[Data for this exercise]
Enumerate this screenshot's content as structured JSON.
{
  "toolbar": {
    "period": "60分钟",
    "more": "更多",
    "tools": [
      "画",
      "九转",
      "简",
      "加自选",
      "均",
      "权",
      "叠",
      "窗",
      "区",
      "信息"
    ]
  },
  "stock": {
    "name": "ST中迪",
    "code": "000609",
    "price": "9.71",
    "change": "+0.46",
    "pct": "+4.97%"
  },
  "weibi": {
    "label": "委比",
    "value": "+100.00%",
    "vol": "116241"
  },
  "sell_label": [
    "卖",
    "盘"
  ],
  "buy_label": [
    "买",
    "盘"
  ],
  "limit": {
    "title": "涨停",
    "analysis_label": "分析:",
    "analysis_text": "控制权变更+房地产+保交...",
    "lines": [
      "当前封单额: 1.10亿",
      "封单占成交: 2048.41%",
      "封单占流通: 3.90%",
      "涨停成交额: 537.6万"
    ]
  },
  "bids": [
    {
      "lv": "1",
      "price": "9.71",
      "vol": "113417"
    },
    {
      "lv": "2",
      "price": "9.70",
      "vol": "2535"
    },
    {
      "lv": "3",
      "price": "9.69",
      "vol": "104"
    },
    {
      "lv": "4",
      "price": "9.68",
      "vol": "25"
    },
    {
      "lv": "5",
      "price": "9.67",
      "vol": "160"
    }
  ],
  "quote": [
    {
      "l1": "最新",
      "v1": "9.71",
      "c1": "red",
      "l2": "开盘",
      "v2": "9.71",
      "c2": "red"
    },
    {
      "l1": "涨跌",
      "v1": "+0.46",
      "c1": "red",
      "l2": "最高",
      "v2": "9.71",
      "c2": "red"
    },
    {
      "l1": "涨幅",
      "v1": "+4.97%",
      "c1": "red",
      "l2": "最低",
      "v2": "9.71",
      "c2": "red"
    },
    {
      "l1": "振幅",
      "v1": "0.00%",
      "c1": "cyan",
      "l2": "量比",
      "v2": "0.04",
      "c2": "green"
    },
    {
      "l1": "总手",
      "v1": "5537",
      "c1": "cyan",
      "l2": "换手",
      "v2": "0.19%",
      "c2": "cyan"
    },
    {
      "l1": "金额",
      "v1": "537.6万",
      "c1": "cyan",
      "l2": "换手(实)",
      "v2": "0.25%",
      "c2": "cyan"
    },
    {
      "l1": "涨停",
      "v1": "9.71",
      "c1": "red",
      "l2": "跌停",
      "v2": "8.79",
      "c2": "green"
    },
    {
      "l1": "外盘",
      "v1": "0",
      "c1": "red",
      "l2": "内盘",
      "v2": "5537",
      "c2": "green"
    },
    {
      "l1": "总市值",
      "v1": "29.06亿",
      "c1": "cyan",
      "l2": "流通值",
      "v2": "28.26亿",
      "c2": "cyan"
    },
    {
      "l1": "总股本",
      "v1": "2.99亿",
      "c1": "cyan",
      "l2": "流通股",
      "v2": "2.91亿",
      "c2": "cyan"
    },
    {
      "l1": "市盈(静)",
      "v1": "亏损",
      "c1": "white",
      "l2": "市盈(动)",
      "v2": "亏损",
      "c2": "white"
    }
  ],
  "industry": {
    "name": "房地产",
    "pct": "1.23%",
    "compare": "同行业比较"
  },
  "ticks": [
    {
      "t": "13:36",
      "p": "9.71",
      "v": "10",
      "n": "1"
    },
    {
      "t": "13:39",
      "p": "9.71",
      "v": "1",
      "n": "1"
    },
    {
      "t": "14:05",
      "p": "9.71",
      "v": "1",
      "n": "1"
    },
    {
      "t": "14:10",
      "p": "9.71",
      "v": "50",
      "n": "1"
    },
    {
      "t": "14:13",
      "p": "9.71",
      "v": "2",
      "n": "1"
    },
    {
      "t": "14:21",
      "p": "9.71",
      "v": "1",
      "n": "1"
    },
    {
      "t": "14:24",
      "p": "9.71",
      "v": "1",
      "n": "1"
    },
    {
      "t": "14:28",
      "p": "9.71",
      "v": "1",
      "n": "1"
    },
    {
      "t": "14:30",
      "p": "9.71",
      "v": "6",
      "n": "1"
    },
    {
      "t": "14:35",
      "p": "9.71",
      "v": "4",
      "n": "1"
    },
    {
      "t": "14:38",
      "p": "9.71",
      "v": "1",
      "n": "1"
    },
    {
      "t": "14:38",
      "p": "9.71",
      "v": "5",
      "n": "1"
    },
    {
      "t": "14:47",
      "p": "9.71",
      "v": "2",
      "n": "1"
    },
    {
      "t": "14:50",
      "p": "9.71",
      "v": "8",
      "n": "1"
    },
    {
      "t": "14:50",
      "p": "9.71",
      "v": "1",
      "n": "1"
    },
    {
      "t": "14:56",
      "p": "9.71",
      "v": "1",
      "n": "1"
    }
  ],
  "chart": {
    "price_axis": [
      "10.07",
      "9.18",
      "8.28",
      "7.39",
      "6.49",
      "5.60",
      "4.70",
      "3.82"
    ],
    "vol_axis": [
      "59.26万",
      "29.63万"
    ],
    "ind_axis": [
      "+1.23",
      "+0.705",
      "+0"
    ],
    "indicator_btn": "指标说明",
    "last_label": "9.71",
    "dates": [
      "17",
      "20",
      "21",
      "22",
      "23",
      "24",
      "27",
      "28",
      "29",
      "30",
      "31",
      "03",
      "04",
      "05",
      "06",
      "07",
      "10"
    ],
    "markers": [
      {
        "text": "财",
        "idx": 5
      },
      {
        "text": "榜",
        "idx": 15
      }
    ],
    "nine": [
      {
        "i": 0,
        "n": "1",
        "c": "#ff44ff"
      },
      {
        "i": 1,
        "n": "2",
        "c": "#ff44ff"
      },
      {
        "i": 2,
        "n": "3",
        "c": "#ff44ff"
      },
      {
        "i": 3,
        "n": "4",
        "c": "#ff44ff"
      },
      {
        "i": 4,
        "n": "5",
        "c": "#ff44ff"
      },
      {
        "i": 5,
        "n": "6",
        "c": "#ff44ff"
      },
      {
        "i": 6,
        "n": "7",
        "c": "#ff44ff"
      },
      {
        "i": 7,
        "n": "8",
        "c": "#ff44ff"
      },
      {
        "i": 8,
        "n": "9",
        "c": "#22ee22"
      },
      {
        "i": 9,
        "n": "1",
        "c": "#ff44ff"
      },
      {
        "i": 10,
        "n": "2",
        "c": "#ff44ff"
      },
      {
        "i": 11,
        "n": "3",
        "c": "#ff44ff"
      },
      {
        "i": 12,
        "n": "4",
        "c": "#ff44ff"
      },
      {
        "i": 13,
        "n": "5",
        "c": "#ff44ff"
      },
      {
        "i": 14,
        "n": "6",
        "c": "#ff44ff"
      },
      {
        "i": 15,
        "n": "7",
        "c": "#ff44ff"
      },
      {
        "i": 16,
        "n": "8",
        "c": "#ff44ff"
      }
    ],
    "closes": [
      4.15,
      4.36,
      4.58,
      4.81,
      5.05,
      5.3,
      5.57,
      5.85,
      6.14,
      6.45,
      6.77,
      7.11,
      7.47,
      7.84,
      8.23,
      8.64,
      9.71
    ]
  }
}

[Exercise description]
Write out all the records above again, exactly as they stand.

[Solution below]
Enumerate this screenshot's content as structured JSON.
{
  "toolbar": {
    "period": "60分钟",
    "more": "更多",
    "tools": [
      "画",
      "九转",
      "简",
      "加自选",
      "均",
      "权",
      "叠",
      "窗",
      "区",
      "信息"
    ]
  },
  "stock": {
    "name": "ST中迪",
    "code": "000609",
    "price": "9.71",
    "change": "+0.46",
    "pct": "+4.97%"
  },
  "weibi": {
    "label": "委比",
    "value": "+100.00%",
    "vol": "116241"
  },
  "sell_label": [
    "卖",
    "盘"
  ],
  "buy_label": [
    "买",
    "盘"
  ],
  "limit": {
    "title": "涨停",
    "analysis_label": "分析:",
    "analysis_text": "控制权变更+房地产+保交...",
    "lines": [
      "当前封单额: 1.10亿",
      "封单占成交: 2048.41%",
      "封单占流通: 3.90%",
      "涨停成交额: 537.6万"
    ]
  },
  "bids": [
    {
      "lv": "1",
      "price": "9.71",
      "vol": "113417"
    },
    {
      "lv": "2",
      "price": "9.70",
      "vol": "2535"
    },
    {
      "lv": "3",
      "price": "9.69",
      "vol": "104"
    },
    {
      "lv": "4",
      "price": "9.68",
      "vol": "25"
    },
    {
      "lv": "5",
      "price": "9.67",
      "vol": "160"
    }
  ],
  "quote": [
    {
      "l1": "最新",
      "v1": "9.71",
      "c1": "red",
      "l2": "开盘",
      "v2": "9.71",
      "c2": "red"
    },
    {
      "l1": "涨跌",
      "v1": "+0.46",
      "c1": "red",
      "l2": "最高",
      "v2": "9.71",
      "c2": "red"
    },
    {
      "l1": "涨幅",
      "v1": "+4.97%",
      "c1": "red",
      "l2": "最低",
      "v2": "9.71",
      "c2": "red"
    },
    {
      "l1": "振幅",
      "v1": "0.00%",
      "c1": "cyan",
      "l2": "量比",
      "v2": "0.04",
      "c2": "green"
    },
    {
      "l1": "总手",
      "v1": "5537",
      "c1": "cyan",
      "l2": "换手",
      "v2": "0.19%",
      "c2": "cyan"
    },
    {
      "l1": "金额",
      "v1": "537.6万",
      "c1": "cyan",
      "l2": "换手(实)",
      "v2": "0.25%",
      "c2": "cyan"
    },
    {
      "l1": "涨停",
      "v1": "9.71",
      "c1": "red",
      "l2": "跌停",
      "v2": "8.79",
      "c2": "green"
    },
    {
      "l1": "外盘",
      "v1": "0",
      "c1": "red",
      "l2": "内盘",
      "v2": "5537",
      "c2": "green"
    },
    {
      "l1": "总市值",
      "v1": "29.06亿",
      "c1": "cyan",
      "l2": "流通值",
      "v2": "28.26亿",
      "c2": "cyan"
    },
    {
      "l1": "总股本",
      "v1": "2.99亿",
      "c1": "cyan",
      "l2": "流通股",
      "v2": "2.91亿",
      "c2": "cyan"
    },
    {
      "l1": "市盈(静)",
      "v1": "亏损",
      "c1": "white",
      "l2": "市盈(动)",
      "v2": "亏损",
      "c2": "white"
    }
  ],
  "industry": {
    "name": "房地产",
    "pct": "1.23%",
    "compare": "同行业比较"
  },
  "ticks": [
    {
      "t": "13:36",
      "p": "9.71",
      "v": "10",
      "n": "1"
    },
    {
      "t": "13:39",
      "p": "9.71",
      "v": "1",
      "n": "1"
    },
    {
      "t": "14:05",
      "p": "9.71",
      "v": "1",
      "n": "1"
    },
    {
      "t": "14:10",
      "p": "9.71",
      "v": "50",
      "n": "1"
    },
    {
      "t": "14:13",
      "p": "9.71",
      "v": "2",
      "n": "1"
    },
    {
      "t": "14:21",
      "p": "9.71",
      "v": "1",
      "n": "1"
    },
    {
      "t": "14:24",
      "p": "9.71",
      "v": "1",
      "n": "1"
    },
    {
      "t": "14:28",
      "p": "9.71",
      "v": "1",
      "n": "1"
    },
    {
      "t": "14:30",
      "p": "9.71",
      "v": "6",
      "n": "1"
    },
    {
      "t": "14:35",
      "p": "9.71",
      "v": "4",
      "n": "1"
    },
    {
      "t": "14:38",
      "p": "9.71",
      "v": "1",
      "n": "1"
    },
    {
      "t": "14:38",
      "p": "9.71",
      "v": "5",
      "n": "1"
    },
    {
      "t": "14:47",
      "p": "9.71",
      "v": "2",
      "n": "1"
    },
    {
      "t": "14:50",
      "p": "9.71",
      "v": "8",
      "n": "1"
    },
    {
      "t": "14:50",
      "p": "9.71",
      "v": "1",
      "n": "1"
    },
    {
      "t": "14:56",
      "p": "9.71",
      "v": "1",
      "n": "1"
    }
  ],
  "chart": {
    "price_axis": [
      "10.07",
      "9.18",
      "8.28",
      "7.39",
      "6.49",
      "5.60",
      "4.70",
      "3.82"
    ],
    "vol_axis": [
      "59.26万",
      "29.63万"
    ],
    "ind_axis": [
      "+1.23",
      "+0.705",
      "+0"
    ],
    "indicator_btn": "指标说明",
    "last_label": "9.71",
    "dates": [
      "17",
      "20",
      "21",
      "22",
      "23",
      "24",
      "27",
      "28",
      "29",
      "30",
      "31",
      "03",
      "04",
      "05",
      "06",
      "07",
      "10"
    ],
    "markers": [
      {
        "text": "财",
        "idx": 5
      },
      {
        "text": "榜",
        "idx": 15
      }
    ],
    "nine": [
      {
        "i": 0,
        "n": "1",
        "c": "#ff44ff"
      },
      {
        "i": 1,
        "n": "2",
        "c": "#ff44ff"
      },
      {
        "i": 2,
        "n": "3",
        "c": "#ff44ff"
      },
      {
        "i": 3,
        "n": "4",
        "c": "#ff44ff"
      },
      {
        "i": 4,
        "n": "5",
        "c": "#ff44ff"
      },
      {
        "i": 5,
        "n": "6",
        "c": "#ff44ff"
      },
      {
        "i": 6,
        "n": "7",
        "c": "#ff44ff"
      },
      {
        "i": 7,
        "n": "8",
        "c": "#ff44ff"
      },
      {
        "i": 8,
        "n": "9",
        "c": "#22ee22"
      },
      {
        "i": 9,
        "n": "1",
        "c": "#ff44ff"
      },
      {
        "i": 10,
        "n": "2",
        "c": "#ff44ff"
      },
      {
        "i": 11,
        "n": "3",
        "c": "#ff44ff"
      },
      {
        "i": 12,
        "n": "4",
        "c": "#ff44ff"
      },
      {
        "i": 13,
        "n": "5",
        "c": "#ff44ff"
      },
      {
        "i": 14,
        "n": "6",
        "c": "#ff44ff"
      },
      {
        "i": 15,
        "n": "7",
        "c": "#ff44ff"
      },
      {
        "i": 16,
        "n": "8",
        "c": "#ff44ff"
      }
    ],
    "closes": [
      4.15,
      4.36,
      4.58,
      4.81,
      5.05,
      5.3,
      5.57,
      5.85,
      6.14,
      6.45,
      6.77,
      7.11,
      7.47,
      7.84,
      8.23,
      8.64,
      9.71
    ]
  }
}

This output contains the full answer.